MATERIAL PROVIDED
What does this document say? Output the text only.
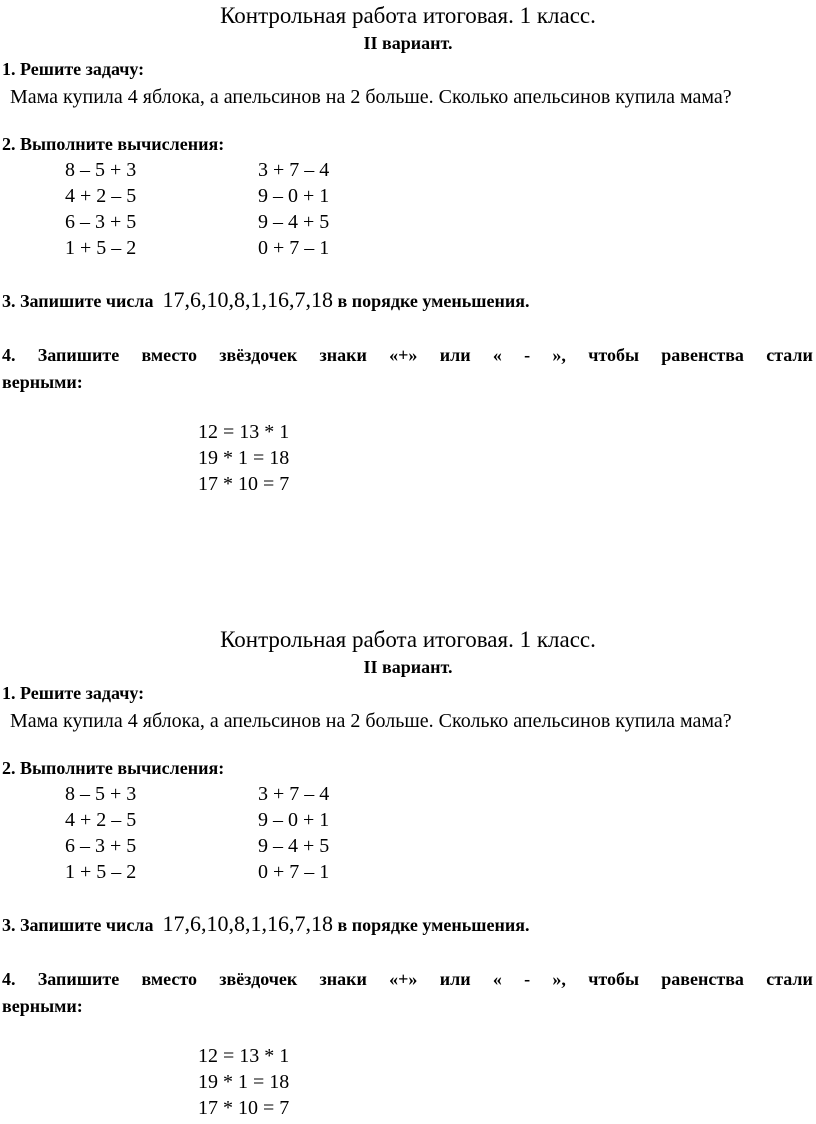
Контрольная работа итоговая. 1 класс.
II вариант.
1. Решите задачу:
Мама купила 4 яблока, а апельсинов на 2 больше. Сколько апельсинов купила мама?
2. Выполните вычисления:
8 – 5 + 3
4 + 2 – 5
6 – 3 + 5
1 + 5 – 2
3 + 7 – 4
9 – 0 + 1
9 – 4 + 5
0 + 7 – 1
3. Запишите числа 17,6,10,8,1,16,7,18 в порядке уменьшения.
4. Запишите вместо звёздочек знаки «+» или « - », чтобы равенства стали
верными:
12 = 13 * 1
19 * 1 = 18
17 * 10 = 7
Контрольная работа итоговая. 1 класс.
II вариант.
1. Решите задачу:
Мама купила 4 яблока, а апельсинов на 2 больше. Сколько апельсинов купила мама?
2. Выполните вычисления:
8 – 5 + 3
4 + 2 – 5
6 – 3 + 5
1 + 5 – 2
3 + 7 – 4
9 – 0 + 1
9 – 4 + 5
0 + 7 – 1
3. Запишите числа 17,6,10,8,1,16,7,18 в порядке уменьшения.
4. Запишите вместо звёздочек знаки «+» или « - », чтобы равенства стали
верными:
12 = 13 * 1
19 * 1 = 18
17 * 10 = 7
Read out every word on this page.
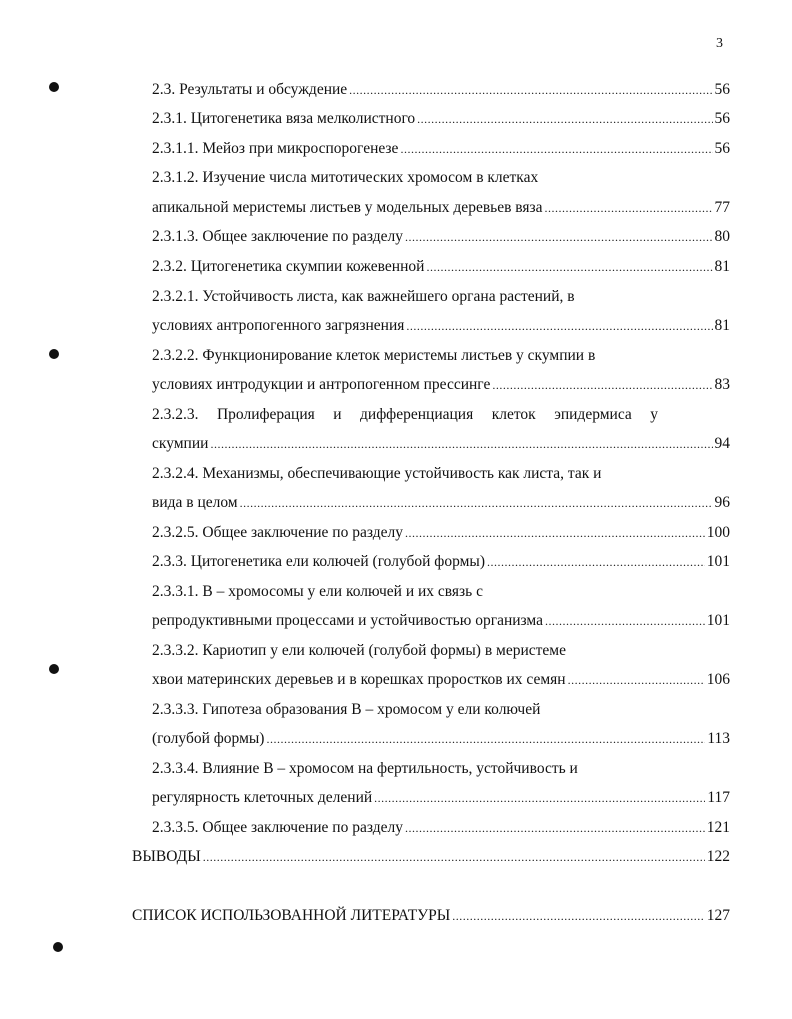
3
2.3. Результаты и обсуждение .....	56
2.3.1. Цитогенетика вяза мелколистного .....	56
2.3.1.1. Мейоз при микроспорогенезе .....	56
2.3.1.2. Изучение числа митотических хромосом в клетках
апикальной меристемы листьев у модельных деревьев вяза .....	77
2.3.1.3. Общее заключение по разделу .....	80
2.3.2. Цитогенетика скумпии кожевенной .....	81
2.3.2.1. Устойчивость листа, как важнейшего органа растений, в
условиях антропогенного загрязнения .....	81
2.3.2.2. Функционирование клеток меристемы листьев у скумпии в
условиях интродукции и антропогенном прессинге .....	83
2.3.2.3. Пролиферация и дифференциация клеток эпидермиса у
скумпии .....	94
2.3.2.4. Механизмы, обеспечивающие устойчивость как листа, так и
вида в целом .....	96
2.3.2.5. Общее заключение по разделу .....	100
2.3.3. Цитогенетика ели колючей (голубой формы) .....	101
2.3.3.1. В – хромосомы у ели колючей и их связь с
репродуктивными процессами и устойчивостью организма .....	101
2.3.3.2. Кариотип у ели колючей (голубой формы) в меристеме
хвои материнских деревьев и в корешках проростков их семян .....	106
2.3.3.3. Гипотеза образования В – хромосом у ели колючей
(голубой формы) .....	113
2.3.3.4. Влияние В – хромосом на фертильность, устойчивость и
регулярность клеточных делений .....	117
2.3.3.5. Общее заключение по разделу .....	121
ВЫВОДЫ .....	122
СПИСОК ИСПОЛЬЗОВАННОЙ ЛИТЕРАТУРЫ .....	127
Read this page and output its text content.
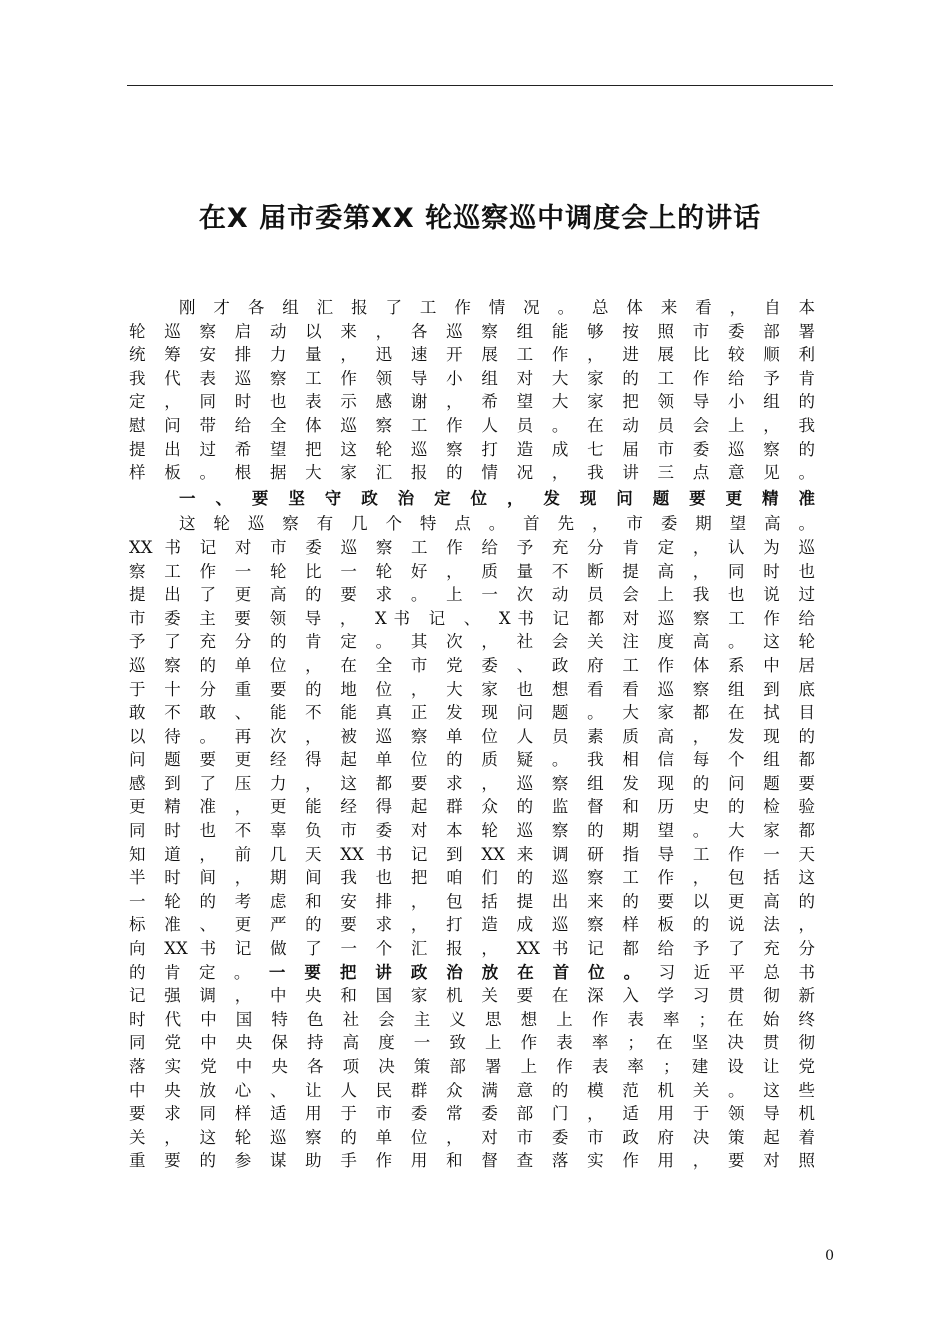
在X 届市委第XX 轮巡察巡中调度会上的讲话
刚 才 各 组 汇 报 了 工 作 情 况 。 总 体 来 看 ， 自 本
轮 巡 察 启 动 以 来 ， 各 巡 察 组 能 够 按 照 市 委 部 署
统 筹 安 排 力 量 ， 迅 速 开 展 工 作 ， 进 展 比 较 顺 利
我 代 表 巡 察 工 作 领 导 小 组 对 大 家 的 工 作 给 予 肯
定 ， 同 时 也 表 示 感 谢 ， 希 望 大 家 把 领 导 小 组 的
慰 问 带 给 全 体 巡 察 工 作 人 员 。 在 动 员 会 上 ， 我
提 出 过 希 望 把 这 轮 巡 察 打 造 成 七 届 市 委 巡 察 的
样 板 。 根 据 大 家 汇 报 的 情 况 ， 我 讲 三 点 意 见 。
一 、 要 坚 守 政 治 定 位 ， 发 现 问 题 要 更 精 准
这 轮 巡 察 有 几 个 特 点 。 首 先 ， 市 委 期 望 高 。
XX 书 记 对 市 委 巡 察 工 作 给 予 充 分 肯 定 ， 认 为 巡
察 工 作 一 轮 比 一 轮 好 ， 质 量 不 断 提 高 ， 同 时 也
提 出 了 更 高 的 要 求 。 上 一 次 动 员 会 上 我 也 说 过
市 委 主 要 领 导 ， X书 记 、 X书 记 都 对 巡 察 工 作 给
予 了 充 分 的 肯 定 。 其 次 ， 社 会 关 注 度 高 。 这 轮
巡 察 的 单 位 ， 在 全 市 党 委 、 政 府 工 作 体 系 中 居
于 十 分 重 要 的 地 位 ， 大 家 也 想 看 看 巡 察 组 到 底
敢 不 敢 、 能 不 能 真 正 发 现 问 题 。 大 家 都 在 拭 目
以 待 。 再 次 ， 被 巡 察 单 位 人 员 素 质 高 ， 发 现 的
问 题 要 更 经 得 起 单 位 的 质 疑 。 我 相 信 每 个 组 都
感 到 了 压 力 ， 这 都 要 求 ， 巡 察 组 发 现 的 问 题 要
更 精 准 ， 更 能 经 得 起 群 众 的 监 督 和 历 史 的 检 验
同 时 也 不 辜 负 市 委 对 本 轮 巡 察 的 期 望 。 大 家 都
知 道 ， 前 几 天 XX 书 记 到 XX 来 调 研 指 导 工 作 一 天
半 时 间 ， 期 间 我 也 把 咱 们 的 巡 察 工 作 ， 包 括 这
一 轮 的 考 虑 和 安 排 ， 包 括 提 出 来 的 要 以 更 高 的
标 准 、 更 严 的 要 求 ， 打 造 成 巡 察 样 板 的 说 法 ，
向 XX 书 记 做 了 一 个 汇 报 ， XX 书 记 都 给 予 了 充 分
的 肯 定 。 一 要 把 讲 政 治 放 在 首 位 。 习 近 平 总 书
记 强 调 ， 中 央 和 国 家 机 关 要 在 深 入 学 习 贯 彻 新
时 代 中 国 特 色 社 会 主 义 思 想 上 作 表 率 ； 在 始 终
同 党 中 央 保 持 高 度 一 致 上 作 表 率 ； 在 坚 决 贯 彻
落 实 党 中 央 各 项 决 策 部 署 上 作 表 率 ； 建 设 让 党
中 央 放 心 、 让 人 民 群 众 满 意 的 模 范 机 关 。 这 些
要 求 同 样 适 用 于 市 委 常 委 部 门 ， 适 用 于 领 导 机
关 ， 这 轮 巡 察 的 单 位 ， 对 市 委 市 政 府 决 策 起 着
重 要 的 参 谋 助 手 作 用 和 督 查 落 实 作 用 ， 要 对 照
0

TASK GOAL
Leave out the pictures and output the rest of the material exactly as written.

PROBLEM SOLUTION
What does this document say? Output the text only.
Контрольная работа итоговая. 1 класс.
II вариант.
1. Решите задачу:
Мама купила 4 яблока, а апельсинов на 2 больше. Сколько апельсинов купила мама?
2. Выполните вычисления:
8 – 5 + 3
4 + 2 – 5
6 – 3 + 5
1 + 5 – 2
3 + 7 – 4
9 – 0 + 1
9 – 4 + 5
0 + 7 – 1
3. Запишите числа 17,6,10,8,1,16,7,18 в порядке уменьшения.
4. Запишите вместо звёздочек знаки «+» или « - », чтобы равенства стали
верными:
12 = 13 * 1
19 * 1 = 18
17 * 10 = 7
Контрольная работа итоговая. 1 класс.
II вариант.
1. Решите задачу:
Мама купила 4 яблока, а апельсинов на 2 больше. Сколько апельсинов купила мама?
2. Выполните вычисления:
8 – 5 + 3
4 + 2 – 5
6 – 3 + 5
1 + 5 – 2
3 + 7 – 4
9 – 0 + 1
9 – 4 + 5
0 + 7 – 1
3. Запишите числа 17,6,10,8,1,16,7,18 в порядке уменьшения.
4. Запишите вместо звёздочек знаки «+» или « - », чтобы равенства стали
верными:
12 = 13 * 1
19 * 1 = 18
17 * 10 = 7
Read out every word on this page.
3
2.3. Результаты и обсуждение .....	56
2.3.1. Цитогенетика вяза мелколистного .....	56
2.3.1.1. Мейоз при микроспорогенезе .....	56
2.3.1.2. Изучение числа митотических хромосом в клетках
апикальной меристемы листьев у модельных деревьев вяза .....	77
2.3.1.3. Общее заключение по разделу .....	80
2.3.2. Цитогенетика скумпии кожевенной .....	81
2.3.2.1. Устойчивость листа, как важнейшего органа растений, в
условиях антропогенного загрязнения .....	81
2.3.2.2. Функционирование клеток меристемы листьев у скумпии в
условиях интродукции и антропогенном прессинге .....	83
2.3.2.3. Пролиферация и дифференциация клеток эпидермиса у
скумпии .....	94
2.3.2.4. Механизмы, обеспечивающие устойчивость как листа, так и
вида в целом .....	96
2.3.2.5. Общее заключение по разделу .....	100
2.3.3. Цитогенетика ели колючей (голубой формы) .....	101
2.3.3.1. В – хромосомы у ели колючей и их связь с
репродуктивными процессами и устойчивостью организма .....	101
2.3.3.2. Кариотип у ели колючей (голубой формы) в меристеме
хвои материнских деревьев и в корешках проростков их семян .....	106
2.3.3.3. Гипотеза образования В – хромосом у ели колючей
(голубой формы) .....	113
2.3.3.4. Влияние В – хромосом на фертильность, устойчивость и
регулярность клеточных делений .....	117
2.3.3.5. Общее заключение по разделу .....	121
ВЫВОДЫ .....	122
СПИСОК ИСПОЛЬЗОВАННОЙ ЛИТЕРАТУРЫ .....	127
Read this page and output its text content.
在X 届市委第XX 轮巡察巡中调度会上的讲话
刚 才 各 组 汇 报 了 工 作 情 况 。 总 体 来 看 ， 自 本
轮 巡 察 启 动 以 来 ， 各 巡 察 组 能 够 按 照 市 委 部 署
统 筹 安 排 力 量 ， 迅 速 开 展 工 作 ， 进 展 比 较 顺 利
我 代 表 巡 察 工 作 领 导 小 组 对 大 家 的 工 作 给 予 肯
定 ， 同 时 也 表 示 感 谢 ， 希 望 大 家 把 领 导 小 组 的
慰 问 带 给 全 体 巡 察 工 作 人 员 。 在 动 员 会 上 ， 我
提 出 过 希 望 把 这 轮 巡 察 打 造 成 七 届 市 委 巡 察 的
样 板 。 根 据 大 家 汇 报 的 情 况 ， 我 讲 三 点 意 见 。
一 、 要 坚 守 政 治 定 位 ， 发 现 问 题 要 更 精 准
这 轮 巡 察 有 几 个 特 点 。 首 先 ， 市 委 期 望 高 。
XX 书 记 对 市 委 巡 察 工 作 给 予 充 分 肯 定 ， 认 为 巡
察 工 作 一 轮 比 一 轮 好 ， 质 量 不 断 提 高 ， 同 时 也
提 出 了 更 高 的 要 求 。 上 一 次 动 员 会 上 我 也 说 过
市 委 主 要 领 导 ， X书 记 、 X书 记 都 对 巡 察 工 作 给
予 了 充 分 的 肯 定 。 其 次 ， 社 会 关 注 度 高 。 这 轮
巡 察 的 单 位 ， 在 全 市 党 委 、 政 府 工 作 体 系 中 居
于 十 分 重 要 的 地 位 ， 大 家 也 想 看 看 巡 察 组 到 底
敢 不 敢 、 能 不 能 真 正 发 现 问 题 。 大 家 都 在 拭 目
以 待 。 再 次 ， 被 巡 察 单 位 人 员 素 质 高 ， 发 现 的
问 题 要 更 经 得 起 单 位 的 质 疑 。 我 相 信 每 个 组 都
感 到 了 压 力 ， 这 都 要 求 ， 巡 察 组 发 现 的 问 题 要
更 精 准 ， 更 能 经 得 起 群 众 的 监 督 和 历 史 的 检 验
同 时 也 不 辜 负 市 委 对 本 轮 巡 察 的 期 望 。 大 家 都
知 道 ， 前 几 天 XX 书 记 到 XX 来 调 研 指 导 工 作 一 天
半 时 间 ， 期 间 我 也 把 咱 们 的 巡 察 工 作 ， 包 括 这
一 轮 的 考 虑 和 安 排 ， 包 括 提 出 来 的 要 以 更 高 的
标 准 、 更 严 的 要 求 ， 打 造 成 巡 察 样 板 的 说 法 ，
向 XX 书 记 做 了 一 个 汇 报 ， XX 书 记 都 给 予 了 充 分
的 肯 定 。 一 要 把 讲 政 治 放 在 首 位 。 习 近 平 总 书
记 强 调 ， 中 央 和 国 家 机 关 要 在 深 入 学 习 贯 彻 新
时 代 中 国 特 色 社 会 主 义 思 想 上 作 表 率 ； 在 始 终
同 党 中 央 保 持 高 度 一 致 上 作 表 率 ； 在 坚 决 贯 彻
落 实 党 中 央 各 项 决 策 部 署 上 作 表 率 ； 建 设 让 党
中 央 放 心 、 让 人 民 群 众 满 意 的 模 范 机 关 。 这 些
要 求 同 样 适 用 于 市 委 常 委 部 门 ， 适 用 于 领 导 机
关 ， 这 轮 巡 察 的 单 位 ， 对 市 委 市 政 府 决 策 起 着
重 要 的 参 谋 助 手 作 用 和 督 查 落 实 作 用 ， 要 对 照
0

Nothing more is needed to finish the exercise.